═══ Dataset rows ═══
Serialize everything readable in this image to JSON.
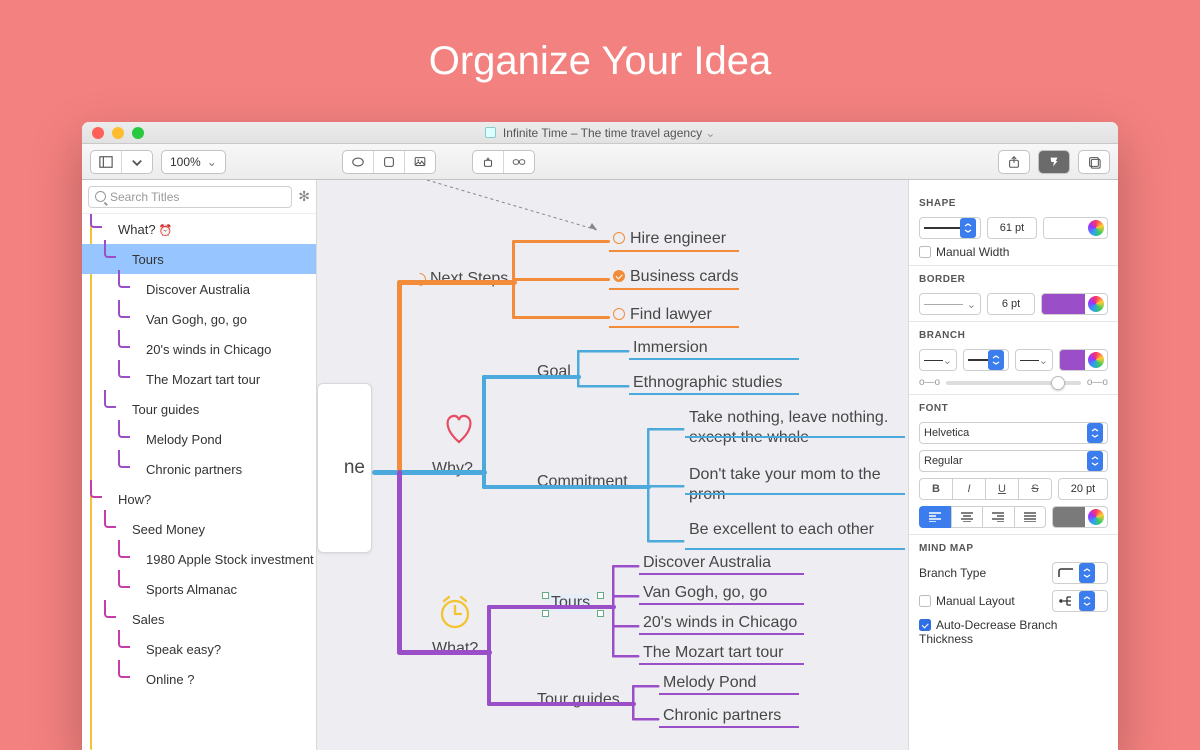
{
  "hero": "Organize Your Idea",
  "window": {
    "title": "Infinite Time – The time travel agency"
  },
  "toolbar": {
    "zoom": "100%"
  },
  "search": {
    "placeholder": "Search Titles"
  },
  "colors": {
    "orange": "#F28C3B",
    "blue": "#4BA9DC",
    "purple": "#9A4FC9",
    "magenta": "#C63CA8",
    "yellow": "#F2C431",
    "red": "#E74C62"
  },
  "outline": [
    {
      "label": "What?",
      "depth": 1,
      "color": "purple",
      "badge": "clock"
    },
    {
      "label": "Tours",
      "depth": 2,
      "color": "purple",
      "selected": true
    },
    {
      "label": "Discover Australia",
      "depth": 3,
      "color": "purple"
    },
    {
      "label": "Van Gogh, go, go",
      "depth": 3,
      "color": "purple"
    },
    {
      "label": "20's winds in Chicago",
      "depth": 3,
      "color": "purple"
    },
    {
      "label": "The Mozart tart tour",
      "depth": 3,
      "color": "purple"
    },
    {
      "label": "Tour guides",
      "depth": 2,
      "color": "purple"
    },
    {
      "label": "Melody Pond",
      "depth": 3,
      "color": "purple"
    },
    {
      "label": "Chronic partners",
      "depth": 3,
      "color": "purple"
    },
    {
      "label": "How?",
      "depth": 1,
      "color": "magenta",
      "badge": "tag"
    },
    {
      "label": "Seed Money",
      "depth": 2,
      "color": "magenta"
    },
    {
      "label": "1980 Apple Stock investment",
      "depth": 3,
      "color": "magenta"
    },
    {
      "label": "Sports Almanac",
      "depth": 3,
      "color": "magenta"
    },
    {
      "label": "Sales",
      "depth": 2,
      "color": "magenta"
    },
    {
      "label": "Speak easy?",
      "depth": 3,
      "color": "magenta"
    },
    {
      "label": "Online ?",
      "depth": 3,
      "color": "magenta"
    }
  ],
  "map": {
    "root_fragment": "ne",
    "next_steps": {
      "label": "Next Steps",
      "items": [
        {
          "label": "Hire engineer",
          "checked": false
        },
        {
          "label": "Business cards",
          "checked": true
        },
        {
          "label": "Find lawyer",
          "checked": false
        }
      ]
    },
    "why": {
      "label": "Why?",
      "goal": {
        "label": "Goal",
        "items": [
          "Immersion",
          "Ethnographic studies"
        ]
      },
      "commitment": {
        "label": "Commitment",
        "items": [
          "Take nothing, leave nothing. except the whale",
          "Don't take your mom to the prom",
          "Be excellent to each other"
        ]
      }
    },
    "what": {
      "label": "What?",
      "tours": {
        "label": "Tours",
        "items": [
          "Discover Australia",
          "Van Gogh, go, go",
          "20's winds in Chicago",
          "The Mozart tart tour"
        ]
      },
      "guides": {
        "label": "Tour guides",
        "items": [
          "Melody Pond",
          "Chronic partners"
        ]
      }
    }
  },
  "inspector": {
    "shape": {
      "title": "SHAPE",
      "width_value": "61 pt",
      "manual_width_label": "Manual Width",
      "manual_width": false
    },
    "border": {
      "title": "BORDER",
      "width_value": "6 pt",
      "color": "#9A4FC9"
    },
    "branch": {
      "title": "BRANCH",
      "color": "#9A4FC9"
    },
    "font": {
      "title": "FONT",
      "family": "Helvetica",
      "weight": "Regular",
      "size": "20 pt",
      "b": "B",
      "i": "I",
      "u": "U",
      "s": "S"
    },
    "mindmap": {
      "title": "MIND MAP",
      "branch_type_label": "Branch Type",
      "manual_layout_label": "Manual Layout",
      "manual_layout": false,
      "auto_thickness_label": "Auto-Decrease Branch Thickness",
      "auto_thickness": true
    }
  }
}
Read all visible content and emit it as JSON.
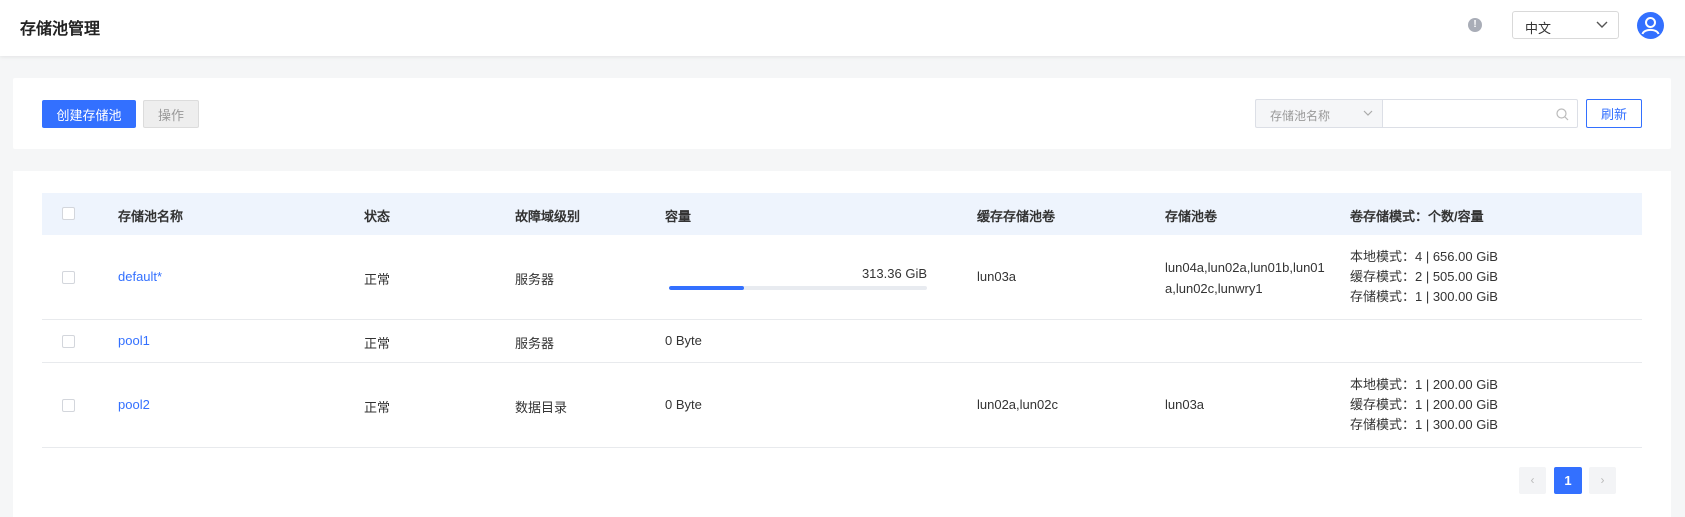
{
  "header": {
    "title": "存储池管理",
    "info_icon": "info-icon",
    "language": "中文",
    "avatar_icon": "user-avatar-icon"
  },
  "toolbar": {
    "create_label": "创建存储池",
    "action_label": "操作",
    "filter_field": "存储池名称",
    "search_placeholder": "",
    "refresh_label": "刷新"
  },
  "table": {
    "columns": [
      "存储池名称",
      "状态",
      "故障域级别",
      "容量",
      "缓存存储池卷",
      "存储池卷",
      "卷存储模式：个数/容量"
    ],
    "rows": [
      {
        "name": "default*",
        "status": "正常",
        "fault_domain": "服务器",
        "capacity": "313.36 GiB",
        "capacity_used_fraction": 0.29,
        "cache_volumes": "lun03a",
        "volumes": "lun04a,lun02a,lun01b,lun01a,lun02c,lunwry1",
        "modes": [
          "本地模式：4 | 656.00 GiB",
          "缓存模式：2 | 505.00 GiB",
          "存储模式：1 | 300.00 GiB"
        ]
      },
      {
        "name": "pool1",
        "status": "正常",
        "fault_domain": "服务器",
        "capacity": "0 Byte",
        "cache_volumes": "",
        "volumes": "",
        "modes": []
      },
      {
        "name": "pool2",
        "status": "正常",
        "fault_domain": "数据目录",
        "capacity": "0 Byte",
        "cache_volumes": "lun02a,lun02c",
        "volumes": "lun03a",
        "modes": [
          "本地模式：1 | 200.00 GiB",
          "缓存模式：1 | 200.00 GiB",
          "存储模式：1 | 300.00 GiB"
        ]
      }
    ]
  },
  "pagination": {
    "current_page": "1",
    "prev": "‹",
    "next": "›"
  },
  "colors": {
    "primary": "#3370ff",
    "header_bg": "#eef4fd",
    "page_bg": "#f5f6f7"
  }
}
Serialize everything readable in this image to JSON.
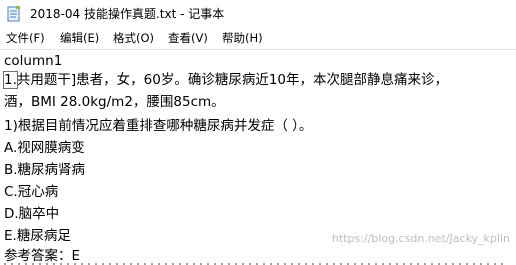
{
  "window": {
    "title": "2018-04 技能操作真题.txt - 记事本",
    "icon": "notepad-icon"
  },
  "menu": {
    "items": [
      {
        "label": "文件(F)"
      },
      {
        "label": "编辑(E)"
      },
      {
        "label": "格式(O)"
      },
      {
        "label": "查看(V)"
      },
      {
        "label": "帮助(H)"
      }
    ]
  },
  "document": {
    "lines": [
      "column1",
      "1.共用题干]患者，女，60岁。确诊糖尿病近10年，本次腿部静息痛来诊，",
      "酒，BMI 28.0kg/m2，腰围85cm。",
      "1)根据目前情况应着重排查哪种糖尿病并发症（ ）。",
      "A.视网膜病变",
      "B.糖尿病肾病",
      "C.冠心病",
      "D.脑卒中",
      "E.糖尿病足",
      "参考答案：E"
    ]
  },
  "watermark": {
    "text": "https://blog.csdn.net/Jacky_kplin"
  }
}
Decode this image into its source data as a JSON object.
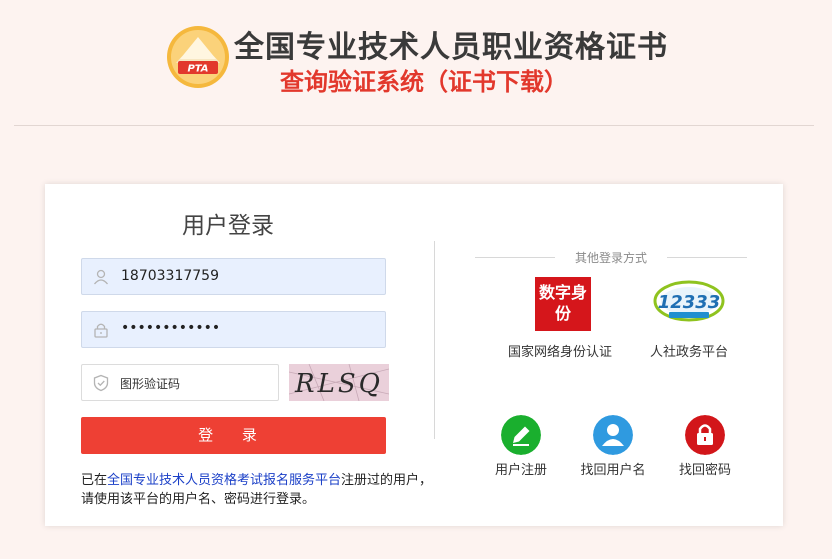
═══
## Objective
In your copy, repeat each record exactly and include no pictures.

## Response for this exercise
Serialize everything readable in this image to JSON.
{
  "hero": "Organize Your Idea",
  "window": {
    "title": "Infinite Time – The time travel agency"
  },
  "toolbar": {
    "zoom": "100%"
  },
  "search": {
    "placeholder": "Search Titles"
  },
  "colors": {
    "orange": "#F28C3B",
    "blue": "#4BA9DC",
    "purple": "#9A4FC9",
    "magenta": "#C63CA8",
    "yellow": "#F2C431",
    "red": "#E74C62"
  },
  "outline": [
    {
      "label": "What?",
      "depth": 1,
      "color": "purple",
      "badge": "clock"
    },
    {
      "label": "Tours",
      "depth": 2,
      "color": "purple",
      "selected": true
    },
    {
      "label": "Discover Australia",
      "depth": 3,
      "color": "purple"
    },
    {
      "label": "Van Gogh, go, go",
      "depth": 3,
      "color": "purple"
    },
    {
      "label": "20's winds in Chicago",
      "depth": 3,
      "color": "purple"
    },
    {
      "label": "The Mozart tart tour",
      "depth": 3,
      "color": "purple"
    },
    {
      "label": "Tour guides",
      "depth": 2,
      "color": "purple"
    },
    {
      "label": "Melody Pond",
      "depth": 3,
      "color": "purple"
    },
    {
      "label": "Chronic partners",
      "depth": 3,
      "color": "purple"
    },
    {
      "label": "How?",
      "depth": 1,
      "color": "magenta",
      "badge": "tag"
    },
    {
      "label": "Seed Money",
      "depth": 2,
      "color": "magenta"
    },
    {
      "label": "1980 Apple Stock investment",
      "depth": 3,
      "color": "magenta"
    },
    {
      "label": "Sports Almanac",
      "depth": 3,
      "color": "magenta"
    },
    {
      "label": "Sales",
      "depth": 2,
      "color": "magenta"
    },
    {
      "label": "Speak easy?",
      "depth": 3,
      "color": "magenta"
    },
    {
      "label": "Online ?",
      "depth": 3,
      "color": "magenta"
    }
  ],
  "map": {
    "root_fragment": "ne",
    "next_steps": {
      "label": "Next Steps",
      "items": [
        {
          "label": "Hire engineer",
          "checked": false
        },
        {
          "label": "Business cards",
          "checked": true
        },
        {
          "label": "Find lawyer",
          "checked": false
        }
      ]
    },
    "why": {
      "label": "Why?",
      "goal": {
        "label": "Goal",
        "items": [
          "Immersion",
          "Ethnographic studies"
        ]
      },
      "commitment": {
        "label": "Commitment",
        "items": [
          "Take nothing, leave nothing. except the whale",
          "Don't take your mom to the prom",
          "Be excellent to each other"
        ]
      }
    },
    "what": {
      "label": "What?",
      "tours": {
        "label": "Tours",
        "items": [
          "Discover Australia",
          "Van Gogh, go, go",
          "20's winds in Chicago",
          "The Mozart tart tour"
        ]
      },
      "guides": {
        "label": "Tour guides",
        "items": [
          "Melody Pond",
          "Chronic partners"
        ]
      }
    }
  },
  "inspector": {
    "shape": {
      "title": "SHAPE",
      "width_value": "61 pt",
      "manual_width_label": "Manual Width",
      "manual_width": false
    },
    "border": {
      "title": "BORDER",
      "width_value": "6 pt",
      "color": "#9A4FC9"
    },
    "branch": {
      "title": "BRANCH",
      "color": "#9A4FC9"
    },
    "font": {
      "title": "FONT",
      "family": "Helvetica",
      "weight": "Regular",
      "size": "20 pt",
      "b": "B",
      "i": "I",
      "u": "U",
      "s": "S"
    },
    "mindmap": {
      "title": "MIND MAP",
      "branch_type_label": "Branch Type",
      "manual_layout_label": "Manual Layout",
      "manual_layout": false,
      "auto_thickness_label": "Auto-Decrease Branch Thickness",
      "auto_thickness": true
    }
  }
}
Read all visible content and emit it as JSON.
{
  "header": {
    "title": "存储池管理",
    "info_icon": "info-icon",
    "language": "中文",
    "avatar_icon": "user-avatar-icon"
  },
  "toolbar": {
    "create_label": "创建存储池",
    "action_label": "操作",
    "filter_field": "存储池名称",
    "search_placeholder": "",
    "refresh_label": "刷新"
  },
  "table": {
    "columns": [
      "存储池名称",
      "状态",
      "故障域级别",
      "容量",
      "缓存存储池卷",
      "存储池卷",
      "卷存储模式：个数/容量"
    ],
    "rows": [
      {
        "name": "default*",
        "status": "正常",
        "fault_domain": "服务器",
        "capacity": "313.36 GiB",
        "capacity_used_fraction": 0.29,
        "cache_volumes": "lun03a",
        "volumes": "lun04a,lun02a,lun01b,lun01a,lun02c,lunwry1",
        "modes": [
          "本地模式：4 | 656.00 GiB",
          "缓存模式：2 | 505.00 GiB",
          "存储模式：1 | 300.00 GiB"
        ]
      },
      {
        "name": "pool1",
        "status": "正常",
        "fault_domain": "服务器",
        "capacity": "0 Byte",
        "cache_volumes": "",
        "volumes": "",
        "modes": []
      },
      {
        "name": "pool2",
        "status": "正常",
        "fault_domain": "数据目录",
        "capacity": "0 Byte",
        "cache_volumes": "lun02a,lun02c",
        "volumes": "lun03a",
        "modes": [
          "本地模式：1 | 200.00 GiB",
          "缓存模式：1 | 200.00 GiB",
          "存储模式：1 | 300.00 GiB"
        ]
      }
    ]
  },
  "pagination": {
    "current_page": "1",
    "prev": "‹",
    "next": "›"
  },
  "colors": {
    "primary": "#3370ff",
    "header_bg": "#eef4fd",
    "page_bg": "#f5f6f7"
  }
}
Serialize everything readable in this image to JSON.
{
  "window": {
    "title": "2018-04 技能操作真题.txt - 记事本",
    "icon": "notepad-icon"
  },
  "menu": {
    "items": [
      {
        "label": "文件(F)"
      },
      {
        "label": "编辑(E)"
      },
      {
        "label": "格式(O)"
      },
      {
        "label": "查看(V)"
      },
      {
        "label": "帮助(H)"
      }
    ]
  },
  "document": {
    "lines": [
      "column1",
      "1.共用题干]患者，女，60岁。确诊糖尿病近10年，本次腿部静息痛来诊，",
      "酒，BMI 28.0kg/m2，腰围85cm。",
      "1)根据目前情况应着重排查哪种糖尿病并发症（ ）。",
      "A.视网膜病变",
      "B.糖尿病肾病",
      "C.冠心病",
      "D.脑卒中",
      "E.糖尿病足",
      "参考答案：E"
    ]
  },
  "watermark": {
    "text": "https://blog.csdn.net/Jacky_kplin"
  }
}
Decode this image into its source data as a JSON object.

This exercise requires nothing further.